### INFORMATION PROVIDED

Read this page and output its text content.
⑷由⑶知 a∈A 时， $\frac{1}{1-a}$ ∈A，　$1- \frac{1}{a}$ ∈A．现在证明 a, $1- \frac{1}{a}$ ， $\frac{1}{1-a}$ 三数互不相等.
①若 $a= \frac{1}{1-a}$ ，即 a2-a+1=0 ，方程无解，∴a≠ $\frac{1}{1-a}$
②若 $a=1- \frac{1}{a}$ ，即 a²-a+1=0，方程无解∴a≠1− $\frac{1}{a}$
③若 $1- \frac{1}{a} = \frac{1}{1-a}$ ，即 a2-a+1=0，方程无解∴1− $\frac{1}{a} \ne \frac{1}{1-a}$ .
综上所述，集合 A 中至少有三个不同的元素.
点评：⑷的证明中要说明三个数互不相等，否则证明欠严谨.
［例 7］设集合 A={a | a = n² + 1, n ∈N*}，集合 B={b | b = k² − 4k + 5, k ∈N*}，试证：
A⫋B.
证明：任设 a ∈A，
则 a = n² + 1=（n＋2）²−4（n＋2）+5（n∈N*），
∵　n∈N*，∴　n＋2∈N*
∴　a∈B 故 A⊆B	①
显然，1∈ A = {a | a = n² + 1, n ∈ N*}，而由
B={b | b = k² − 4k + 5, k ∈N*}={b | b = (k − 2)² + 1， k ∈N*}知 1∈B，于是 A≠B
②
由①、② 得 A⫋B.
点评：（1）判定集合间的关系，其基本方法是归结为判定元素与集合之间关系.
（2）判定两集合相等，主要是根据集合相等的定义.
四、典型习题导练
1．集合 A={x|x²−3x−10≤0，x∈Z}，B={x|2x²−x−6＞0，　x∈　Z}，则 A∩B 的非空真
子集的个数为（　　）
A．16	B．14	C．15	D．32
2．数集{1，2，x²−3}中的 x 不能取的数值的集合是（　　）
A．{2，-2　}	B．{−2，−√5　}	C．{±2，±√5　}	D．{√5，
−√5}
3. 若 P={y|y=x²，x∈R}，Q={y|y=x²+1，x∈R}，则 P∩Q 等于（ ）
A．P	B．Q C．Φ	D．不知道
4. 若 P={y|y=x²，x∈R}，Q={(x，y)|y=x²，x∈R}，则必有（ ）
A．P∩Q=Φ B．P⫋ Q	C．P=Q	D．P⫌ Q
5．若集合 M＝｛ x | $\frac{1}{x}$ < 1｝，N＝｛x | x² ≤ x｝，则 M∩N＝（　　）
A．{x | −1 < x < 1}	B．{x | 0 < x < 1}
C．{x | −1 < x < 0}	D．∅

### TASK DIRECTIONS
Restate each record exactly as written.

### SOLUTION TO THE PROBLEM
Read this page and output its text content.
⑷由⑶知 a∈A 时， $\frac{1}{1-a}$ ∈A，　$1- \frac{1}{a}$ ∈A．现在证明 a, $1- \frac{1}{a}$ ， $\frac{1}{1-a}$ 三数互不相等.
①若 $a= \frac{1}{1-a}$ ，即 a2-a+1=0 ，方程无解，∴a≠ $\frac{1}{1-a}$
②若 $a=1- \frac{1}{a}$ ，即 a²-a+1=0，方程无解∴a≠1− $\frac{1}{a}$
③若 $1- \frac{1}{a} = \frac{1}{1-a}$ ，即 a2-a+1=0，方程无解∴1− $\frac{1}{a} \ne \frac{1}{1-a}$ .
综上所述，集合 A 中至少有三个不同的元素.
点评：⑷的证明中要说明三个数互不相等，否则证明欠严谨.
［例 7］设集合 A={a | a = n² + 1, n ∈N*}，集合 B={b | b = k² − 4k + 5, k ∈N*}，试证：
A⫋B.
证明：任设 a ∈A，
则 a = n² + 1=（n＋2）²−4（n＋2）+5（n∈N*），
∵　n∈N*，∴　n＋2∈N*
∴　a∈B 故 A⊆B	①
显然，1∈ A = {a | a = n² + 1, n ∈ N*}，而由
B={b | b = k² − 4k + 5, k ∈N*}={b | b = (k − 2)² + 1， k ∈N*}知 1∈B，于是 A≠B
②
由①、② 得 A⫋B.
点评：（1）判定集合间的关系，其基本方法是归结为判定元素与集合之间关系.
（2）判定两集合相等，主要是根据集合相等的定义.
四、典型习题导练
1．集合 A={x|x²−3x−10≤0，x∈Z}，B={x|2x²−x−6＞0，　x∈　Z}，则 A∩B 的非空真
子集的个数为（　　）
A．16	B．14	C．15	D．32
2．数集{1，2，x²−3}中的 x 不能取的数值的集合是（　　）
A．{2，-2　}	B．{−2，−√5　}	C．{±2，±√5　}	D．{√5，
−√5}
3. 若 P={y|y=x²，x∈R}，Q={y|y=x²+1，x∈R}，则 P∩Q 等于（ ）
A．P	B．Q C．Φ	D．不知道
4. 若 P={y|y=x²，x∈R}，Q={(x，y)|y=x²，x∈R}，则必有（ ）
A．P∩Q=Φ B．P⫋ Q	C．P=Q	D．P⫌ Q
5．若集合 M＝｛ x | $\frac{1}{x}$ < 1｝，N＝｛x | x² ≤ x｝，则 M∩N＝（　　）
A．{x | −1 < x < 1}	B．{x | 0 < x < 1}
C．{x | −1 < x < 0}	D．∅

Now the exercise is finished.